▶ _CONSIGNA A_:
Responde estas preguntas a partir del texto sobre el cambio epistemológico y ontológico:
(i) ¿Alrededor de qué edad surgen las primeras concepciones sobre el conocimiento y su adquisición?
(ii) Desde una posición constructivista, ¿en qué consiste conocer?
(iii) ¿Cómo se conciben los fenómenos primero y cómo después?
▶ _CONSIGNA B_: Retoma el texto sobre el cambio epistemológico y ontológico justo después de su última oración y continúalo.

▶ _FRAGMENTO SELECCIONADO_:
▶

Cambio epistemológico
En nuestro conocimiento cotidiano, solemos asumir una posición realista de manera tal que el mundo es tal cual como éste se muestra a nosotros. Esta tendencia realista resulta (al menos en nuestra cultura) bastante dominante y difícil de superar incluso en el ámbito científico, en el que mucho tiempo ha predominado una concepción positivista según la cual la función de la ciencia era ‘descubrir’ la estructura y el funcionamiento de la naturaleza en vez de construir modelos para interpretarla. Esta tendencia realista parece estar muy arraigada al sistema cognitivo humano, de hecho, las primeras concepciones sobre el conocimiento y su adquisición surgen alrededor de los 3 y 4 años y parecen tener ya, un fuerte componente realista. Pero esta concepción suele evolucionar a medida que el niño se desarrolla, la instrucción también contribuye a la formación de un ‘realismo interpretativo’, de acuerdo a lo cual la meta del aprendizaje sigue siendo la de copiar la estructura del mundo de modo tal que nuestro conocimiento es una suerte de copia de la realiad (en otras palabras, cuanto más exacta es la copia, más verdadero es el conocimiento, aunque esta no se logra definitivamente por obstáculos diversos –cognitivos, sociales, perceptivos-). Así parecen concebir la adquisición del conocimiento científico ciertos profesores, por parte de sus alumnos: obstaculizada por sus concepciones ‘alternativas’, falta de atención, bajo desarrollo cognitivo, etc.
Desde una posición constructivista, se asume que todos los modelos y teorías son una construcción o invención social en respuestas a ciertas demandas o necesidades teórico prácticas y que la ciencia no es un discurso sobre lo real sino sobre modelos posibles. Conocer no es descubrir la realidad sino elaborar modelos para interpretarla.
Cambio ontológico
El cambio epistemológico requiere la utilización de nuevas entidades ontológicas de una complejidad creciente. Buena parte de las explicaciones o re descripciones de los niños son tautológicas, se limitan a afirmar o describir el estado del mundo sin remitirlo a otras entidades conceptuales.
A partir de cierta edad, los niños tienden a superar las interpretaciones animistas, es decir, la confusión entre estados mentales y materiales, por lo que en el aprendizaje de la ciencia tenderán a utilizar sobre todo interpretaciones basadas en estados materiales, nuevamente vinculadas a la mencionada sustancialización de los conceptos científicos.
Los fenómenos, entonces, se concebirán primero como estados y luego como procesos, lo cual supone una cambio ontológico importante en tanto habilita la posibilidad de realizar relaciones entre conceptos.
Cuando se atribuye a un fenómeno la categoría de proceso, puede ir aumentando la complejidad a medida que se incorporan nuevos factores causales a la explicación del hecho, lo cual suele ser el paso previo a la comprensión de los fenómenos dentro de un sistema.

◀

▶ _MATERIAL MOSTRADO_:
▶

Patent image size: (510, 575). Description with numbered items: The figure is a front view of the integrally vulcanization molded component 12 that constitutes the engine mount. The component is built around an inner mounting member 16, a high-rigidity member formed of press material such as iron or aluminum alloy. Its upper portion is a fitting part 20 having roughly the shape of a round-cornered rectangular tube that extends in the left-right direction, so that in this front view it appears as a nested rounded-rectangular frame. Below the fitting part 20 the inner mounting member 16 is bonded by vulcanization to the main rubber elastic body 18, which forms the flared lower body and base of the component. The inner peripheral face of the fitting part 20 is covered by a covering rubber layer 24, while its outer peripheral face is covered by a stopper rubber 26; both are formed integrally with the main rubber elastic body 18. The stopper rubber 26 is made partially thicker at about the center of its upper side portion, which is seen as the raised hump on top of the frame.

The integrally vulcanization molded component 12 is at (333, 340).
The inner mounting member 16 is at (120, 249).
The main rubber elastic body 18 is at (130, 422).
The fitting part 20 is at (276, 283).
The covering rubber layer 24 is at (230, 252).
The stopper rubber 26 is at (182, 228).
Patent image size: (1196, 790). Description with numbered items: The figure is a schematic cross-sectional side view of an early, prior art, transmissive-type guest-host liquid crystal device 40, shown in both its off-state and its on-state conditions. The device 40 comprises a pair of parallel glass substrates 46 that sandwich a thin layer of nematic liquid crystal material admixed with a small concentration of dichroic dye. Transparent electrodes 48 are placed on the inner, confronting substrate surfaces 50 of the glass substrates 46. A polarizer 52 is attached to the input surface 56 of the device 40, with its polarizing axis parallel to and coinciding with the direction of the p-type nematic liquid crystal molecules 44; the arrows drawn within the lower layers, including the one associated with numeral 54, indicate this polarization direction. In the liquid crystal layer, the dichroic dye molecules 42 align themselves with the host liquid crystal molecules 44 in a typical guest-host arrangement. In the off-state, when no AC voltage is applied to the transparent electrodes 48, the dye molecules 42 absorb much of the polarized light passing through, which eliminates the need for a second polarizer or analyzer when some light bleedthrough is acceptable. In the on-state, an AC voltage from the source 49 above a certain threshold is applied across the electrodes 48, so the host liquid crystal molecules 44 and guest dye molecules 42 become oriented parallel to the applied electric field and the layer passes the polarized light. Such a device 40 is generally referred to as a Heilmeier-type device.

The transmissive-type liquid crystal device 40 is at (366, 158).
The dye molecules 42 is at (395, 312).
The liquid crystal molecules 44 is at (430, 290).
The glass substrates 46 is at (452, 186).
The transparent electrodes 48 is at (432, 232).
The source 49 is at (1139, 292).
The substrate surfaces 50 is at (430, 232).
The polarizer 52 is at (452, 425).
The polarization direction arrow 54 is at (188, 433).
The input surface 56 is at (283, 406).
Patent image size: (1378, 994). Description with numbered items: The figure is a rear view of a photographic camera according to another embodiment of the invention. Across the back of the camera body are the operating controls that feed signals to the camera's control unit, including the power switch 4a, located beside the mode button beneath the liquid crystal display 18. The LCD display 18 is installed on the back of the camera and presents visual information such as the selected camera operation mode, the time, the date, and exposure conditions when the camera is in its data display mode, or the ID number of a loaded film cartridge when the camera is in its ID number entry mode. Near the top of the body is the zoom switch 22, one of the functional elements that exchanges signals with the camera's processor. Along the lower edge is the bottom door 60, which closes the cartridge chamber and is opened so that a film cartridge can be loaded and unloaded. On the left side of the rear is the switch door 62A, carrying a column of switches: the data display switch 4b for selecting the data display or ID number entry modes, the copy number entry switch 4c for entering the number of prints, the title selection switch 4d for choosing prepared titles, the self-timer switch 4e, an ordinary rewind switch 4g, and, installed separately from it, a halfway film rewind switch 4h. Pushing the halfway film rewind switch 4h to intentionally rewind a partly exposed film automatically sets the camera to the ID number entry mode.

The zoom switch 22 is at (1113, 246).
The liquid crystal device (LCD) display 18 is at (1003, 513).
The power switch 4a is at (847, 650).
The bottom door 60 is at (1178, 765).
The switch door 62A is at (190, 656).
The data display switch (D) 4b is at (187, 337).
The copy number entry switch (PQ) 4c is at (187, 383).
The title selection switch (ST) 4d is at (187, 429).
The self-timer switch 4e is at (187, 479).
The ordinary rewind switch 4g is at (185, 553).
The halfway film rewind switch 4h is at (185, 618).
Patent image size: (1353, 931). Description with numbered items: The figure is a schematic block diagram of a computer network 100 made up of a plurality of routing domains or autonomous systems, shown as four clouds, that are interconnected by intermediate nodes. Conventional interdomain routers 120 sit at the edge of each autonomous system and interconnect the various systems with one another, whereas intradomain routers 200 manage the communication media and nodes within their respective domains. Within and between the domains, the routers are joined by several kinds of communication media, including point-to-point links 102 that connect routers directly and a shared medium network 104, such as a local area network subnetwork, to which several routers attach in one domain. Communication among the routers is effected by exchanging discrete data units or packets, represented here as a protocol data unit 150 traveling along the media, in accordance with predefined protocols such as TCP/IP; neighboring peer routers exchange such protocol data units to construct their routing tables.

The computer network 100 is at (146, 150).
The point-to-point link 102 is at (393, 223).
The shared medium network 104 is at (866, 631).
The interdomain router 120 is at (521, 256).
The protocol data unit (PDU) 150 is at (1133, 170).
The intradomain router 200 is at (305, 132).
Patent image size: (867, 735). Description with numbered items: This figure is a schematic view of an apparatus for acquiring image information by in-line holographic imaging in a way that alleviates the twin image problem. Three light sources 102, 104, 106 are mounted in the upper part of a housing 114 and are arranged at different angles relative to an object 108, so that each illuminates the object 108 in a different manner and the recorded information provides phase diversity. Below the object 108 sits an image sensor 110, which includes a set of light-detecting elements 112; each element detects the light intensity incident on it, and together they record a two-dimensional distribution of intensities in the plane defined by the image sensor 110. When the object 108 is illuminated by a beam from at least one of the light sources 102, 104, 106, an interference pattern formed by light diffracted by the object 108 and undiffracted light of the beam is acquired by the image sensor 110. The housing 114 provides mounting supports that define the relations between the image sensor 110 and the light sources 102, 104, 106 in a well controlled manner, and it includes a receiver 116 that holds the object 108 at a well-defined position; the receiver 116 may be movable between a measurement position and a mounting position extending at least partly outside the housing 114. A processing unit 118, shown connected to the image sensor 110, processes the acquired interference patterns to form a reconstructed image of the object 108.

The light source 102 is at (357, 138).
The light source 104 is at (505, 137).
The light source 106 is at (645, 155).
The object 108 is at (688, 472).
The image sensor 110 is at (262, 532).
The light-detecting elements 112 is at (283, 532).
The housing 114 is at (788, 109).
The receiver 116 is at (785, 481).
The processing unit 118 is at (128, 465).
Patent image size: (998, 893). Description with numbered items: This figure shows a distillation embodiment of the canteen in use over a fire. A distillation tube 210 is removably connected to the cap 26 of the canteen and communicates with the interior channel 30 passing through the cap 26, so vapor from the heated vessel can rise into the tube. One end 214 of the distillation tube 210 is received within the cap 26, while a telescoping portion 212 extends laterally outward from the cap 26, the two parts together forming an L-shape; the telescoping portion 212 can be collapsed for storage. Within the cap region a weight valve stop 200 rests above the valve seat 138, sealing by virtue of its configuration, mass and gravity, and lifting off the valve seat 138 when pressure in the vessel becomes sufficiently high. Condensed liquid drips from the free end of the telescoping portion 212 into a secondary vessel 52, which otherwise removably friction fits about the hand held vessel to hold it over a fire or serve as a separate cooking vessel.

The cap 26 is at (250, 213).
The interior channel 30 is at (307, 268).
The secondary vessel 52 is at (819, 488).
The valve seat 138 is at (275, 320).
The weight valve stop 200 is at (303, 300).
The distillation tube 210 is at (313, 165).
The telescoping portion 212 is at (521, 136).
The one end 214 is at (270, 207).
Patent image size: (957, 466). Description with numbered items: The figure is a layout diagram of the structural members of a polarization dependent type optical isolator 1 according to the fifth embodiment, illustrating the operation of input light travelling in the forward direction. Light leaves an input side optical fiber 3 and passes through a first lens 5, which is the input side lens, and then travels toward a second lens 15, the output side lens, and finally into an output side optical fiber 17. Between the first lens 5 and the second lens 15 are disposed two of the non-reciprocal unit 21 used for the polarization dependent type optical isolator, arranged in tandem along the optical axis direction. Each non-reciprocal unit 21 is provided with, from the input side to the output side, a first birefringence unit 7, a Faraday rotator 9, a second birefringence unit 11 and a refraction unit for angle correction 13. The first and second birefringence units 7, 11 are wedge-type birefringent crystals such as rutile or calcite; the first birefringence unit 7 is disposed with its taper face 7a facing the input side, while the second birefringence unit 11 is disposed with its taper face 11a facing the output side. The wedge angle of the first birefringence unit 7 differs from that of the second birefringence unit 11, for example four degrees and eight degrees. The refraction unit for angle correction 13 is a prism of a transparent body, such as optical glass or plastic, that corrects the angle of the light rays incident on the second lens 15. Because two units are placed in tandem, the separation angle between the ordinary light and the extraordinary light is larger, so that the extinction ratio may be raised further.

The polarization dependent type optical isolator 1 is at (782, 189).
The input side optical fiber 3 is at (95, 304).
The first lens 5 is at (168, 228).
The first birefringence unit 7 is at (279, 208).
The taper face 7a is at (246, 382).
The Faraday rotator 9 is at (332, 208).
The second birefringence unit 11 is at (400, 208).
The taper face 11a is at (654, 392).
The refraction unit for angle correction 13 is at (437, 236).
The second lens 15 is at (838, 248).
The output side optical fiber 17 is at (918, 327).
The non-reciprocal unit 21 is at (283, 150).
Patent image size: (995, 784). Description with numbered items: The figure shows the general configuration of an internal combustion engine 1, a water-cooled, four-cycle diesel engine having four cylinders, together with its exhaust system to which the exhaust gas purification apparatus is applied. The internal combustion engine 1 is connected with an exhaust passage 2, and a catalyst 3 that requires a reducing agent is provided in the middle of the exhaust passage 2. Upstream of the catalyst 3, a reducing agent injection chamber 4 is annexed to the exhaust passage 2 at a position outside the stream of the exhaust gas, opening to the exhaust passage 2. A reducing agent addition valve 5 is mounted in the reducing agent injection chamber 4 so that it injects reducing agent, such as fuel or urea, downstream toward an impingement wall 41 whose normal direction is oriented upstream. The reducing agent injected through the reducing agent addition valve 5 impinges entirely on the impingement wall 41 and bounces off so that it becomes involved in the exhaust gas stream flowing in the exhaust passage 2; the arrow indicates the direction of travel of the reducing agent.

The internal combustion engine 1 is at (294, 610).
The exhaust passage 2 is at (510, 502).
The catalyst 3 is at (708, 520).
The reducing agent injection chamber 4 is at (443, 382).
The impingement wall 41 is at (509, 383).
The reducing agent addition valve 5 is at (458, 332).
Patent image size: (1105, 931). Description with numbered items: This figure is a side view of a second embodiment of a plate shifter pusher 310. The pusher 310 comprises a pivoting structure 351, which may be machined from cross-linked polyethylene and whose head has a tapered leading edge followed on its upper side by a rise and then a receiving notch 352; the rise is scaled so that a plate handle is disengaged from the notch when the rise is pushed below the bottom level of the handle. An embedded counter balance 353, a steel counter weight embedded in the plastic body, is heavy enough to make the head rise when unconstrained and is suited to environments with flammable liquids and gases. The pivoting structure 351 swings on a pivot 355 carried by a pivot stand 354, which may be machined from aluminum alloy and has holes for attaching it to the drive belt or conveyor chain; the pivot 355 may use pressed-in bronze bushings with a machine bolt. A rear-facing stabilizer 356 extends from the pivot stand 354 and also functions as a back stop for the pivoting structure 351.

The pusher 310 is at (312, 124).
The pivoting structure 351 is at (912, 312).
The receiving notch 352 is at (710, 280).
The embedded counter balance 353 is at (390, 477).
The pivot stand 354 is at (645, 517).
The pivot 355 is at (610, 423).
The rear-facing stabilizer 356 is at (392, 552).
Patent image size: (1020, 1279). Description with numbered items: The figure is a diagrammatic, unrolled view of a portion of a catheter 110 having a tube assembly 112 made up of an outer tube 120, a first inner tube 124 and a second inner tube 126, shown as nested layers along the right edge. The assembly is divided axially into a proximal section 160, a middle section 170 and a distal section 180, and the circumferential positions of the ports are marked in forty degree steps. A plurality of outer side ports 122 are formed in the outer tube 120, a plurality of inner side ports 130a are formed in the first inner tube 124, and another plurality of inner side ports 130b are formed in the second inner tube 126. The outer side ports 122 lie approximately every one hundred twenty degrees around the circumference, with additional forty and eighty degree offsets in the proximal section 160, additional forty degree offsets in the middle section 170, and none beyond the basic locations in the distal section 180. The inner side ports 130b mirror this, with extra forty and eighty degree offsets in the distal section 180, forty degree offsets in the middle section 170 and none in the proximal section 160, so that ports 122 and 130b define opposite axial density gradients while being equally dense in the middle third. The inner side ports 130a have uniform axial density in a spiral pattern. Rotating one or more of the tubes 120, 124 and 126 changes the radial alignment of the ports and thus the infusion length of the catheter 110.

◀

▶ _RESPUESTA A_:
(i) Alrededor de los 3 y 4 años.
(ii) No consiste en descubrir la realidad, sino en elaborar modelos para interpretarla.
(iii) Primero como estados y luego como procesos.

▶ _RESPUESTA B_:
El cambio conceptual implica, en definitiva, la organización integrada de los diferentes procesos dentro de un sistema.
El cambio en las estructuras conceptuales
La interpretación de los fenómenos dentro de un sistema, requiere también un cambio en las estructuras conceptuales.
Hay así pues una transición desde aceptar los fenómenos como hechos hasta comenzar a relacionarlos a través de procesos de causalidad lineal. Las interpretaciones causales lineales adoptan más tarde la forma de ciertos esquemas o reglas simplificadotas que irán alcanzando una complejidad mayor a medida que se suman nuevas causas conformando una causalidad múltiple aunque manteniendo aún el esquema conceptual básico de unidireccionalidad.
Usualmente, el conocimiento científico requiere no sólo establecer nuevas relaciones cualitativas entre conceptos sino también medir y cuantificar estas relación en función de reglas complejas frente a las cuales en el conocimiento cotidiano solemos utilizar simples relaciones cualitativas o bien reglas heurísticas alternativas. El uso de esquemas de proporción, probabilidad y correlación propio de las teorías científicas, supone un rigor y control en su aplicación que escasamente se encuentra en los contextos cotidianos caracterizados a menudo por la imprecisión e indefinición.
Si aceptamos que existen diferencias epistemológicas, ontológicas y conceptuales entre las teorías implícitas mantenidas por los alumnos y las teorías científicas que se les pretende enseñar y que aprender ciencia requiere superar tales diferencias, todo currículum de ciencias debería adoptar una posición explícita sobre su existencia y la forma de superarlas. Una de las metas esenciales de la educación científica debe ser precisamente favorecer las relaciones entre las formas de conocimiento cotidiano y científico.